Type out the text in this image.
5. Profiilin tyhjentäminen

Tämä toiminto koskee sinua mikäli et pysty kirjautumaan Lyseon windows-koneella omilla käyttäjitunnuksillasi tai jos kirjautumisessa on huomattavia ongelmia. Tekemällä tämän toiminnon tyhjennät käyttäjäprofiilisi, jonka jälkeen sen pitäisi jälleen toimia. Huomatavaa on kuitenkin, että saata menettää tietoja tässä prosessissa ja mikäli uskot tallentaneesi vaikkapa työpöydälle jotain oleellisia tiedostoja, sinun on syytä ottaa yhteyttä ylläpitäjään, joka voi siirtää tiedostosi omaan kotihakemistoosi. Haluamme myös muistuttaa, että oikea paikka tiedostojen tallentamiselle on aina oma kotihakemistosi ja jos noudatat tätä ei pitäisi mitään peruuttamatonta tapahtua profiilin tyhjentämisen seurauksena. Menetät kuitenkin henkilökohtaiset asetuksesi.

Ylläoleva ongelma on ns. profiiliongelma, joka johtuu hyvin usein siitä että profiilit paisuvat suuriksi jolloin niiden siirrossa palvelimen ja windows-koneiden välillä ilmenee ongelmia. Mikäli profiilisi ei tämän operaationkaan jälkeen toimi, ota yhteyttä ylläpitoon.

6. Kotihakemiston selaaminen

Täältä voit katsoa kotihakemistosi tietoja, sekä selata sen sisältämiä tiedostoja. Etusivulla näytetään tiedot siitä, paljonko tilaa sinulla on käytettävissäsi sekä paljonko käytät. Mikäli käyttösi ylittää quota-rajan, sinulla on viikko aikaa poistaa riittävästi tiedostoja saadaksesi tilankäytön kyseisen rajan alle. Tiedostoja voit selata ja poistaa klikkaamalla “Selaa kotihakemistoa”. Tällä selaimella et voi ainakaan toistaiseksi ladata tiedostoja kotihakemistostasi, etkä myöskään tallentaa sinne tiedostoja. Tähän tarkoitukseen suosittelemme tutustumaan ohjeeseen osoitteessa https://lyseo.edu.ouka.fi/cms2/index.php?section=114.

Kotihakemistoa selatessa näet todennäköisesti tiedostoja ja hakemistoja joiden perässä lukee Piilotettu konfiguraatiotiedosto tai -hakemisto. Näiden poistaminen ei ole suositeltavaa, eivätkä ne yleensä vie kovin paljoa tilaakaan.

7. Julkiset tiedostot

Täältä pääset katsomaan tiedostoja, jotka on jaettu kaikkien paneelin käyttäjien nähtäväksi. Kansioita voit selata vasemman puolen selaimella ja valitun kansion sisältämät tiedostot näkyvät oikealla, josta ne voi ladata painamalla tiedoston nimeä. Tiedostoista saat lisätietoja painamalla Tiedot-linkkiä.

☆ ☆ ☆ ☆ ☆

Can you reproduce all the material exactly?

EXERCISE ANSWER:
Type out the text in this image.
5. Profiilin tyhjentäminen

Tämä toiminto koskee sinua mikäli et pysty kirjautumaan Lyseon windows-koneella omilla käyttäjitunnuksillasi tai jos kirjautumisessa on huomattavia ongelmia. Tekemällä tämän toiminnon tyhjennät käyttäjäprofiilisi, jonka jälkeen sen pitäisi jälleen toimia. Huomatavaa on kuitenkin, että saata menettää tietoja tässä prosessissa ja mikäli uskot tallentaneesi vaikkapa työpöydälle jotain oleellisia tiedostoja, sinun on syytä ottaa yhteyttä ylläpitäjään, joka voi siirtää tiedostosi omaan kotihakemistoosi. Haluamme myös muistuttaa, että oikea paikka tiedostojen tallentamiselle on aina oma kotihakemistosi ja jos noudatat tätä ei pitäisi mitään peruuttamatonta tapahtua profiilin tyhjentämisen seurauksena. Menetät kuitenkin henkilökohtaiset asetuksesi.

Ylläoleva ongelma on ns. profiiliongelma, joka johtuu hyvin usein siitä että profiilit paisuvat suuriksi jolloin niiden siirrossa palvelimen ja windows-koneiden välillä ilmenee ongelmia. Mikäli profiilisi ei tämän operaationkaan jälkeen toimi, ota yhteyttä ylläpitoon.

6. Kotihakemiston selaaminen

Täältä voit katsoa kotihakemistosi tietoja, sekä selata sen sisältämiä tiedostoja. Etusivulla näytetään tiedot siitä, paljonko tilaa sinulla on käytettävissäsi sekä paljonko käytät. Mikäli käyttösi ylittää quota-rajan, sinulla on viikko aikaa poistaa riittävästi tiedostoja saadaksesi tilankäytön kyseisen rajan alle. Tiedostoja voit selata ja poistaa klikkaamalla “Selaa kotihakemistoa”. Tällä selaimella et voi ainakaan toistaiseksi ladata tiedostoja kotihakemistostasi, etkä myöskään tallentaa sinne tiedostoja. Tähän tarkoitukseen suosittelemme tutustumaan ohjeeseen osoitteessa https://lyseo.edu.ouka.fi/cms2/index.php?section=114.

Kotihakemistoa selatessa näet todennäköisesti tiedostoja ja hakemistoja joiden perässä lukee Piilotettu konfiguraatiotiedosto tai -hakemisto. Näiden poistaminen ei ole suositeltavaa, eivätkä ne yleensä vie kovin paljoa tilaakaan.

7. Julkiset tiedostot

Täältä pääset katsomaan tiedostoja, jotka on jaettu kaikkien paneelin käyttäjien nähtäväksi. Kansioita voit selata vasemman puolen selaimella ja valitun kansion sisältämät tiedostot näkyvät oikealla, josta ne voi ladata painamalla tiedoston nimeä. Tiedostoista saat lisätietoja painamalla Tiedot-linkkiä.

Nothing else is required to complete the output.